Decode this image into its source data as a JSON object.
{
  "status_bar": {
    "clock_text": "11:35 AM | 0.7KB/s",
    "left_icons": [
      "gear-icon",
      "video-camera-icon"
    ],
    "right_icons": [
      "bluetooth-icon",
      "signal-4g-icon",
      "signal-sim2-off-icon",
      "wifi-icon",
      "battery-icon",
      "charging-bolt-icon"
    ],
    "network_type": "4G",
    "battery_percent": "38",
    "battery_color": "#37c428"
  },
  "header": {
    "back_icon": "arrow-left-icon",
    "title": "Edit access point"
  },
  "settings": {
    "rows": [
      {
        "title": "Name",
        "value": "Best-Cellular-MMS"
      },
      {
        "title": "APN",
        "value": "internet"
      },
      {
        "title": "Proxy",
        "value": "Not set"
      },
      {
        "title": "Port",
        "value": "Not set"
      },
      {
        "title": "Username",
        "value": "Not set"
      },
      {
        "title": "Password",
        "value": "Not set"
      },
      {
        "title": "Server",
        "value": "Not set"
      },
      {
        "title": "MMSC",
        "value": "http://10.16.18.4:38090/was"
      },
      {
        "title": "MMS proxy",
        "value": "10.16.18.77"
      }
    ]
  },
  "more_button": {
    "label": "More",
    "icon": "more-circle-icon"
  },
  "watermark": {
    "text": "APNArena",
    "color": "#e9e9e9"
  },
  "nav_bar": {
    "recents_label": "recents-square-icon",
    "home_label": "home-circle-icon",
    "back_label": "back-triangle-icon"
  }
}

- - - - -

_EXERCISE_
Write out the full listing, keeping every line exactly as it is.

_RESULT BELOW_
Decode this image into its source data as a JSON object.
{
  "status_bar": {
    "clock_text": "11:35 AM | 0.7KB/s",
    "left_icons": [
      "gear-icon",
      "video-camera-icon"
    ],
    "right_icons": [
      "bluetooth-icon",
      "signal-4g-icon",
      "signal-sim2-off-icon",
      "wifi-icon",
      "battery-icon",
      "charging-bolt-icon"
    ],
    "network_type": "4G",
    "battery_percent": "38",
    "battery_color": "#37c428"
  },
  "header": {
    "back_icon": "arrow-left-icon",
    "title": "Edit access point"
  },
  "settings": {
    "rows": [
      {
        "title": "Name",
        "value": "Best-Cellular-MMS"
      },
      {
        "title": "APN",
        "value": "internet"
      },
      {
        "title": "Proxy",
        "value": "Not set"
      },
      {
        "title": "Port",
        "value": "Not set"
      },
      {
        "title": "Username",
        "value": "Not set"
      },
      {
        "title": "Password",
        "value": "Not set"
      },
      {
        "title": "Server",
        "value": "Not set"
      },
      {
        "title": "MMSC",
        "value": "http://10.16.18.4:38090/was"
      },
      {
        "title": "MMS proxy",
        "value": "10.16.18.77"
      }
    ]
  },
  "more_button": {
    "label": "More",
    "icon": "more-circle-icon"
  },
  "watermark": {
    "text": "APNArena",
    "color": "#e9e9e9"
  },
  "nav_bar": {
    "recents_label": "recents-square-icon",
    "home_label": "home-circle-icon",
    "back_label": "back-triangle-icon"
  }
}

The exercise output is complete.